:: 作業内容 ::
1. 坂口博信氏のインタビュー記事を2文で要約してもらえますか?
2. 坂口博信氏のインタビュー記事を、最後の文の後から書き継いでもらえますか?

:: 提供テキスト ::

____

“RPGの巨匠”が手掛ける本気のスマホ向けRPGとは!?
『ファイナルファンタジー』シリーズの生みの親として知られ、独立してミストウォーカーを設立した後も、『ブルードラゴン』や『ロストオデッセイ』、『ラストストーリー』など多数のヒット作を手掛けてきた、“RPGの巨匠”坂口博信氏。その坂口氏の最新作は、なんとスマートフォン向け完全新作RPG『テラバトル』だった! 坂口氏がスマートフォン向けRPGを開発するに至った経緯から、本作の内容、そして今後の野望まで、インタビューで詳しく語ってもらった。
(聞き手:週刊ファミ通編集長 林克彦)
※本記事は、週刊ファミ通2014年7月17日号(7月3日発売)に掲載された記事に加筆したものです。
坂口博信氏
Hironobu Sakaguchi
タイトルは『テラバトル』。新作RPG、ようやくお披露目です
――ご無沙汰しておりました。ファミ通にご登場いただくのも久しぶりですね。
坂口博信氏(以下、坂口) そうですね、『ラストストーリー』以来ですか。
――今回は、何やらジャパンエキスポで何らかの発表をされるということを聞きつけて、駆け付けました。いったい何を……?
坂口 じつはいま、スマートフォン向けにRPGを作っています。最初は、短い時間でサクッと作ろうと考えていたのですが、RPGということでデータ量が多く、意外と時間がかかってしまって。1年くらいかかってしまいましたが、ようやく完成間近となってきたので、お披露目することにしました。
――スマホですか!?
坂口 はい。iOSとAndroid向けを同時に、9月リリースを目標に進めています。
――ジャパンエキスポでお披露目することを決められたのは、なぜなのでしょうか?
坂口 アメリカ、ヨーロッパでもある程度告知をしたいと考えていたのですが、元スクウェアUSAで働いていて、現在もアメリカで仕事をしている友人が、手伝ってくれるという話になったんです。さらにその流れから、フランスでもビジネスをしているゲーム会社の社長さんとも改めてつながりができたんですね。彼は、私が以前GDC(※)でホール・オブ・フェイム(生涯功労者賞)を受賞した際に、一票投じてくれた人だったらしくて、そのお話でも盛り上がって、「ぜひヨーロッパでもお願いします」と言ってもらえたんです。そしてちょうど7月上旬にジャパンエキスポがあるので、それじゃあそこで、となりました。
※ GDC(ゲーム・デベロッパーズ・カンファレンス)……毎年アメリカで開催される、ゲームクリエイターを対象とした世界最大規模のセッション。
――なるほど。人のつながりと、時期的なタイミングがよかったから、というわけですね。

____

:: 元資料 ::

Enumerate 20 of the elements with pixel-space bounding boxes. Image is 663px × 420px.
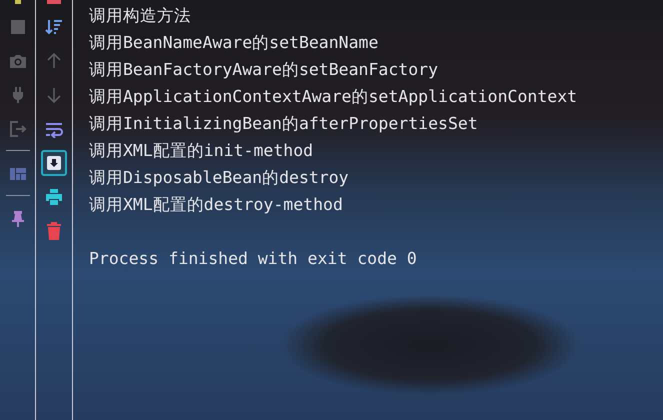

____

:: 結果一覧 ::
1. 『ファイナルファンタジー』シリーズの生みの親である坂口博信氏は、スマートフォン向けの完全新作RPG『テラバトル』を約1年かけて開発しており、iOSとAndroid向けに9月の同時リリースを目指している。ジャパンエキスポでの発表は、アメリカで働く友人やフランスでも事業を行うゲーム会社の社長とのつながりができ、7月上旬の開催時期とも重なったことから決まった。

2.
坂口 9月リリース予定ですから、まだ少し早いかとも思ったのですが、「こういうものを作っていますよ」という最初のアナウンスとしてはいいのかな、と。あとは、私のヨーロッパ好きもあって、そろそろヨーロッパに行きたいな、と(笑)。
――(笑)。そう言えば、ジャパンエキスポには何度も参加されていますね。
坂口 けっこう行っていますね(笑)。『ブルードラゴン』や『ロストオデッセイ』でも行きましたし。『ラストストーリー』のときは、フランスの量販店でイベントやったりしました。
肩書は“プロデューサー”でも担当範囲は「全部です(笑)」
――作品についてお聞きする前に、まず坂口さんのこの作品への関わりかたといいますか、担当されている部分を教えてください。
坂口 私がプロデューサーで、プログラマーの大野がディレクター、という形にはなっていますが、開発チームは少人数ですから。担当範囲は、もう、全部ですよね(笑)。
――では企画、シナリオも坂口さんが?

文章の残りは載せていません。